Dataset entries
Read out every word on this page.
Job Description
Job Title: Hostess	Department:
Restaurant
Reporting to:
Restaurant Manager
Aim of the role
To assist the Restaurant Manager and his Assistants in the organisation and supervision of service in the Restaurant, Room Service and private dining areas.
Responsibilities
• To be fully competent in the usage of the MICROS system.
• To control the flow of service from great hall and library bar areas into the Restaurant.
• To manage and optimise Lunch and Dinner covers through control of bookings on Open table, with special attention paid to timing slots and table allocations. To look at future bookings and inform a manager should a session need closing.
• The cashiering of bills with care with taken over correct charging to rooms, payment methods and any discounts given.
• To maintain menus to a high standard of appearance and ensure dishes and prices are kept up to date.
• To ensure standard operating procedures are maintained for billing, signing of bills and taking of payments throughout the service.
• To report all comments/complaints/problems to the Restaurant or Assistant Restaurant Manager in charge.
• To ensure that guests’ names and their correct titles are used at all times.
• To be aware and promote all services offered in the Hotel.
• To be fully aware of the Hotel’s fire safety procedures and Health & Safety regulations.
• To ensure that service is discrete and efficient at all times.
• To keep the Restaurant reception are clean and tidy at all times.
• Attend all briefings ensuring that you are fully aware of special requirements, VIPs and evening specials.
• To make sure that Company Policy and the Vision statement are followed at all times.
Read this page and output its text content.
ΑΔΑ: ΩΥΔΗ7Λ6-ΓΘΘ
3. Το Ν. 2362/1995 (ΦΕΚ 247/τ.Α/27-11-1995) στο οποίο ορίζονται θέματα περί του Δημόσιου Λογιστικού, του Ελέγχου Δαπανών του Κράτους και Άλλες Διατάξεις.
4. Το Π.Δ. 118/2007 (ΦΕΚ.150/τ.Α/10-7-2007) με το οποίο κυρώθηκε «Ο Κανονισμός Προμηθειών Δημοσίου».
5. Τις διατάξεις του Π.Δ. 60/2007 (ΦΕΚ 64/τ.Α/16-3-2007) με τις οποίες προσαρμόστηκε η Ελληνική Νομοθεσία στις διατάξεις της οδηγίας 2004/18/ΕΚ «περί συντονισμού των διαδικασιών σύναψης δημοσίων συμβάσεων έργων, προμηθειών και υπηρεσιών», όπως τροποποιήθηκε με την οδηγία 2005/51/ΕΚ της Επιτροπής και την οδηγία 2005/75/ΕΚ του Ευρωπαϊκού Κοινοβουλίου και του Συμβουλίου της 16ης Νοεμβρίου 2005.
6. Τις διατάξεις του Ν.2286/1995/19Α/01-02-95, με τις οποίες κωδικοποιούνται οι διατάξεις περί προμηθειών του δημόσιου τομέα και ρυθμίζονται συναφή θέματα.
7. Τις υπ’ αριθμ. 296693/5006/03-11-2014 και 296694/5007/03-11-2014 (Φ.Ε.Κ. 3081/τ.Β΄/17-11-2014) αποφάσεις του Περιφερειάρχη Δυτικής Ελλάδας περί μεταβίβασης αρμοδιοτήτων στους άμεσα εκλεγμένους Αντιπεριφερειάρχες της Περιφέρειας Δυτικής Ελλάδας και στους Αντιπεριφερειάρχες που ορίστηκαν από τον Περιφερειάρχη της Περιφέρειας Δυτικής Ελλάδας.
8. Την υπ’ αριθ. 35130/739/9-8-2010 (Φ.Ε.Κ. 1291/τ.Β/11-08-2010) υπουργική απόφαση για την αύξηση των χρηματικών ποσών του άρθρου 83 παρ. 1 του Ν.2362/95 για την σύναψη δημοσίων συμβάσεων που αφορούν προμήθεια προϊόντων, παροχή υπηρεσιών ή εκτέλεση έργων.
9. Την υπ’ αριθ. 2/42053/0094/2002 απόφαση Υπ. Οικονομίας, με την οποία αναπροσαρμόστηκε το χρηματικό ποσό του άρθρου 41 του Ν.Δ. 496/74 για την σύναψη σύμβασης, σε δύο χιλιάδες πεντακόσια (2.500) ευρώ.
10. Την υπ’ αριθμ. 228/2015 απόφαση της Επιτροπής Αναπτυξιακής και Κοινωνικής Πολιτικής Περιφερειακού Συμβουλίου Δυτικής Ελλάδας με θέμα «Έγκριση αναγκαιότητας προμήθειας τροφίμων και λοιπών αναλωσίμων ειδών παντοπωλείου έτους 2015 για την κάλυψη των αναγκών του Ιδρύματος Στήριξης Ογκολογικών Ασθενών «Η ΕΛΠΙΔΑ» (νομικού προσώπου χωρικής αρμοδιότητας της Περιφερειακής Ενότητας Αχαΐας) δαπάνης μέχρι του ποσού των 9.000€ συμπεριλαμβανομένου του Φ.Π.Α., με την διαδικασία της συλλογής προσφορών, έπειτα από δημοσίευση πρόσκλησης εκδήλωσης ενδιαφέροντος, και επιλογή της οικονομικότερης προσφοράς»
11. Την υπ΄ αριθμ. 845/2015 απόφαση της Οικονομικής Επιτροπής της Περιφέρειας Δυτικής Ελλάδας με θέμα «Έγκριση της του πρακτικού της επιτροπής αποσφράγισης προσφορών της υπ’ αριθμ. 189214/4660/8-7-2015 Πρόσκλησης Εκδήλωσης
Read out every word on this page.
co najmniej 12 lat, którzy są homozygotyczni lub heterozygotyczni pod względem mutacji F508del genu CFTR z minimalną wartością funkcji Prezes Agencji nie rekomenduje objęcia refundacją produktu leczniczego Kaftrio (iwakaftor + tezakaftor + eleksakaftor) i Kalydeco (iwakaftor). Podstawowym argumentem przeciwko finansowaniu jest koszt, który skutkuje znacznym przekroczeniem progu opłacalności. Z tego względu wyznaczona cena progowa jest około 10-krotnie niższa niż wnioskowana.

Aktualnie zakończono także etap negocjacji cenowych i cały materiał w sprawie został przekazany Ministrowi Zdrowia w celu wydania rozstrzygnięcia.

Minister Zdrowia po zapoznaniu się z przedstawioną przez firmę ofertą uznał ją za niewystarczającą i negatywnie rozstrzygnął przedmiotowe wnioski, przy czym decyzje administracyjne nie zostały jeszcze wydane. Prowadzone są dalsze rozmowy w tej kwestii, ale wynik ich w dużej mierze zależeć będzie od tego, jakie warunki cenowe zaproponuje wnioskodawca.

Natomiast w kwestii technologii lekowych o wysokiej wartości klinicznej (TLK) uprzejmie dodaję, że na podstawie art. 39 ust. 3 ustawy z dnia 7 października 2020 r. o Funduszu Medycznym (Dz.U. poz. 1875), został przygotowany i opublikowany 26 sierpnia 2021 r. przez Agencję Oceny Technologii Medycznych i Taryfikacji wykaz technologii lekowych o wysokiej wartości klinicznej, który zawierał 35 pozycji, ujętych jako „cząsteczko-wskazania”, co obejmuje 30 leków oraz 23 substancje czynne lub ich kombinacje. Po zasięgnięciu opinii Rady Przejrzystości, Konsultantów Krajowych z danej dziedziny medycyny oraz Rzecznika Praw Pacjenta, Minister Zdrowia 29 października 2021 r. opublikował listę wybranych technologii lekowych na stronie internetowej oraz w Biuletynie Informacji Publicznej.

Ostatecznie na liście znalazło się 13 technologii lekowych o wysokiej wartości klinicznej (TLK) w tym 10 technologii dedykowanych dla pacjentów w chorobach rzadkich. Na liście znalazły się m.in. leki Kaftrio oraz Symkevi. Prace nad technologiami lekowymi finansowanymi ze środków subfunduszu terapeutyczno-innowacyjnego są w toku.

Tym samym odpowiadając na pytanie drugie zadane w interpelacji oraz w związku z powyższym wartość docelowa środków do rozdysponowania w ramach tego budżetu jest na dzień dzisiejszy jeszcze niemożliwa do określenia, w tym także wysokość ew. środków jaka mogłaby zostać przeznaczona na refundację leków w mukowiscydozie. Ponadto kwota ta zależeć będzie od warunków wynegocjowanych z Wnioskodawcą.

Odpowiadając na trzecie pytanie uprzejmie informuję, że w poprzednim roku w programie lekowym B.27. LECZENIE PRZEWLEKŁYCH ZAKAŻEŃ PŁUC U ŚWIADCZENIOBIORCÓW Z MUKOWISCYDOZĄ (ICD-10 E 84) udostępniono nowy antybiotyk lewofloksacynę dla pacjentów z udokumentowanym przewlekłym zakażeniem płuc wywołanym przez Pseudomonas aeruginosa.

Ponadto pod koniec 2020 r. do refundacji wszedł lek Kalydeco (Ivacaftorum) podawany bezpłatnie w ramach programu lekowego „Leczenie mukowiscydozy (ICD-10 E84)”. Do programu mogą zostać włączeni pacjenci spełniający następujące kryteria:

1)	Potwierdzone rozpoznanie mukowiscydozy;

> **WHAT THIS TASK INVOLVES**
In the entries above, find every line with the word "οποίο" and list it.

> **COMPLETE RESPONSE**
3. Το Ν. 2362/1995 (ΦΕΚ 247/τ.Α/27-11-1995) στο οποίο ορίζονται θέματα περί του Δημόσιου Λογιστικού, του Ελέγχου Δαπανών του Κράτους και Άλλες Διατάξεις.
4. Το Π.Δ. 118/2007 (ΦΕΚ.150/τ.Α/10-7-2007) με το οποίο κυρώθηκε «Ο Κανονισμός Προμηθειών Δημοσίου».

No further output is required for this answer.